* PROBLEM DETAILS *
Repeat the data word for word. Do not include the pictures.
==*==
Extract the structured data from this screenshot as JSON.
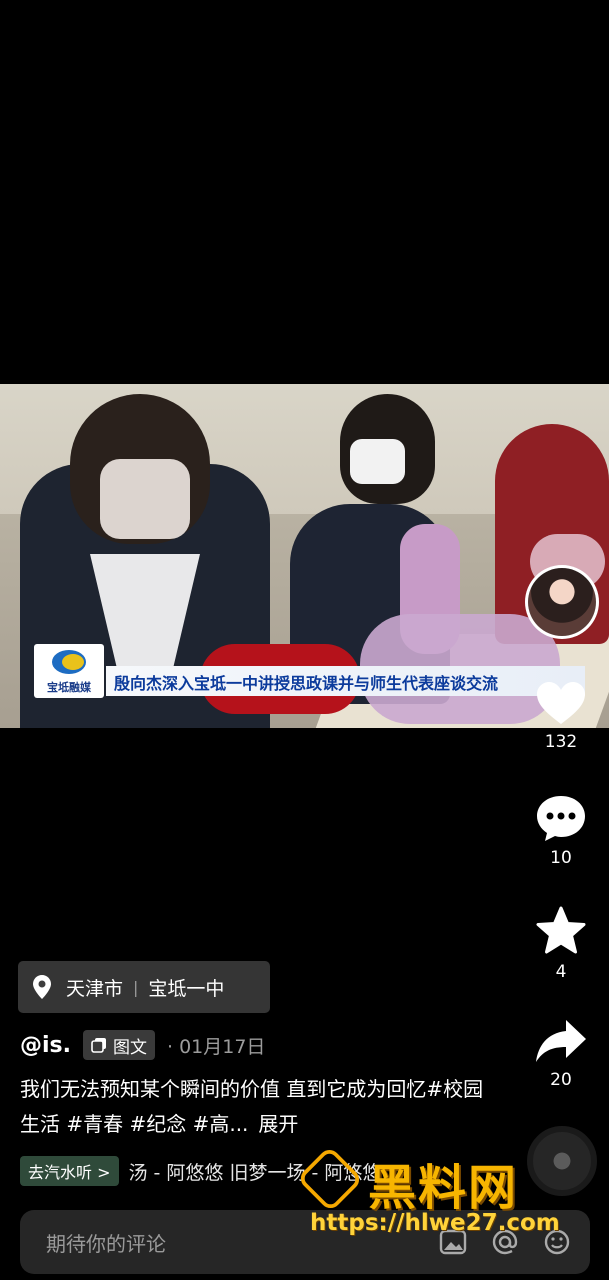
{
  "video": {
    "news_logo_text": "宝坻融媒",
    "news_headline": "殷向杰深入宝坻一中讲授思政课并与师生代表座谈交流"
  },
  "rail": {
    "likes": "132",
    "comments": "10",
    "favorites": "4",
    "shares": "20"
  },
  "location": {
    "city": "天津市",
    "place": "宝坻一中"
  },
  "post": {
    "author": "@is.",
    "type_label": "图文",
    "date": "· 01月17日",
    "description": "我们无法预知某个瞬间的价值 直到它成为回忆#校园生活 #青春 #纪念 #高...",
    "expand_label": "展开"
  },
  "music": {
    "chip_label": "去汽水听 >",
    "track": "汤 - 阿悠悠    旧梦一场 - 阿悠悠"
  },
  "comment_input": {
    "placeholder": "期待你的评论"
  },
  "watermark": {
    "title": "黑料网",
    "url": "https://hlwe27.com"
  },
  "colors": {
    "background": "#000000",
    "comment_bar": "#262626",
    "location_chip": "#3e3e3e",
    "music_chip": "#2f4a3a",
    "watermark_gold": "#f7b500",
    "news_blue": "#0c3b9c"
  }
}
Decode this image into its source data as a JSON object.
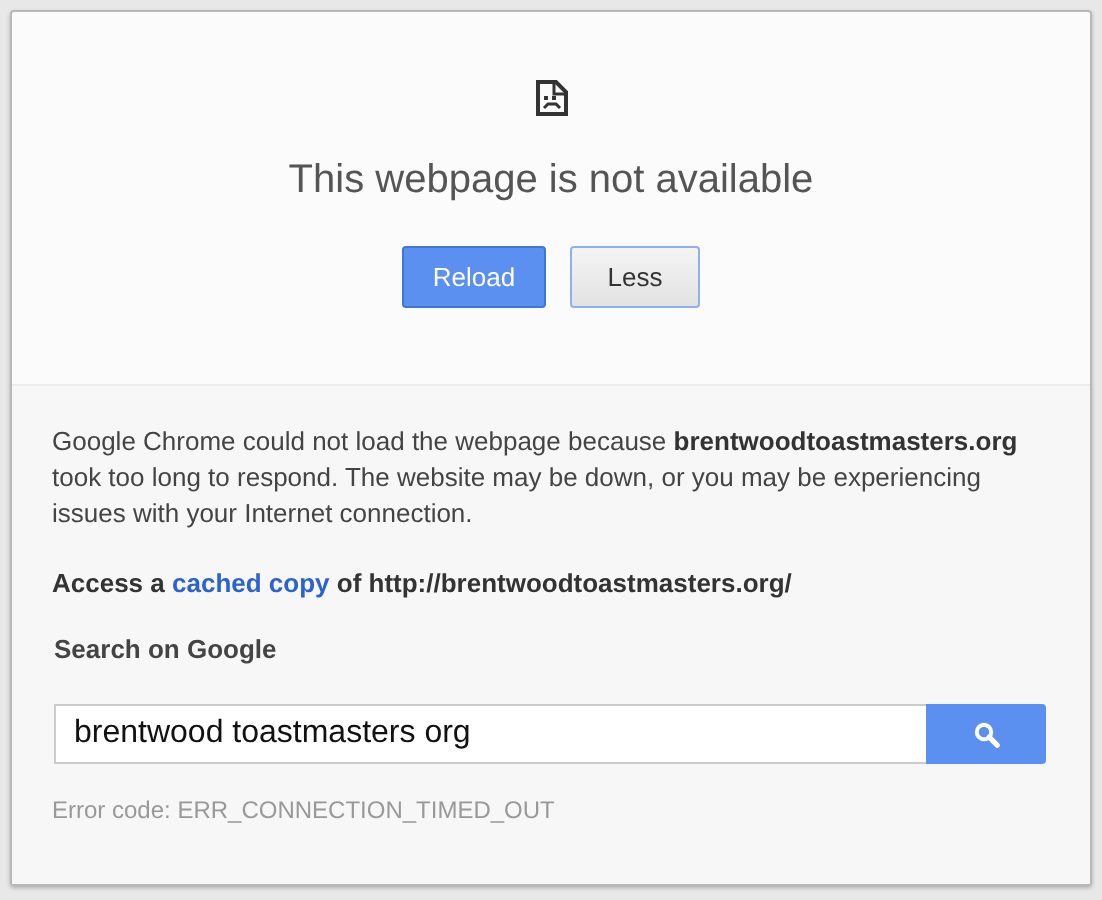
{
  "title": "This webpage is not available",
  "buttons": [
    {
      "label": "Reload",
      "kind": "primary"
    },
    {
      "label": "Less",
      "kind": "secondary"
    }
  ],
  "details": {
    "message": "Google Chrome could not load the webpage because **brentwoodtoastmasters.org** took too long to respond. The website may be down, or you may be experiencing issues with your Internet connection.",
    "access": {
      "prefix": "Access a ",
      "link": "cached copy",
      "suffix": " of http://brentwoodtoastmasters.org/"
    },
    "search_heading": "Search on Google",
    "search": {
      "value": "brentwood toastmasters org"
    },
    "error_code": "Error code: ERR_CONNECTION_TIMED_OUT"
  }
}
==*==
* SOLUTION TO THIS TASK *
Extract the structured data from this screenshot as JSON.
{
  "video": {
    "news_logo_text": "宝坻融媒",
    "news_headline": "殷向杰深入宝坻一中讲授思政课并与师生代表座谈交流"
  },
  "rail": {
    "likes": "132",
    "comments": "10",
    "favorites": "4",
    "shares": "20"
  },
  "location": {
    "city": "天津市",
    "place": "宝坻一中"
  },
  "post": {
    "author": "@is.",
    "type_label": "图文",
    "date": "· 01月17日",
    "description": "我们无法预知某个瞬间的价值 直到它成为回忆#校园生活 #青春 #纪念 #高...",
    "expand_label": "展开"
  },
  "music": {
    "chip_label": "去汽水听 >",
    "track": "汤 - 阿悠悠    旧梦一场 - 阿悠悠"
  },
  "comment_input": {
    "placeholder": "期待你的评论"
  },
  "watermark": {
    "title": "黑料网",
    "url": "https://hlwe27.com"
  },
  "colors": {
    "background": "#000000",
    "comment_bar": "#262626",
    "location_chip": "#3e3e3e",
    "music_chip": "#2f4a3a",
    "watermark_gold": "#f7b500",
    "news_blue": "#0c3b9c"
  }
}
Decode this image into its source data as a JSON object.
{
  "title": "This webpage is not available",
  "buttons": [
    {
      "label": "Reload",
      "kind": "primary"
    },
    {
      "label": "Less",
      "kind": "secondary"
    }
  ],
  "details": {
    "message": "Google Chrome could not load the webpage because **brentwoodtoastmasters.org** took too long to respond. The website may be down, or you may be experiencing issues with your Internet connection.",
    "access": {
      "prefix": "Access a ",
      "link": "cached copy",
      "suffix": " of http://brentwoodtoastmasters.org/"
    },
    "search_heading": "Search on Google",
    "search": {
      "value": "brentwood toastmasters org"
    },
    "error_code": "Error code: ERR_CONNECTION_TIMED_OUT"
  }
}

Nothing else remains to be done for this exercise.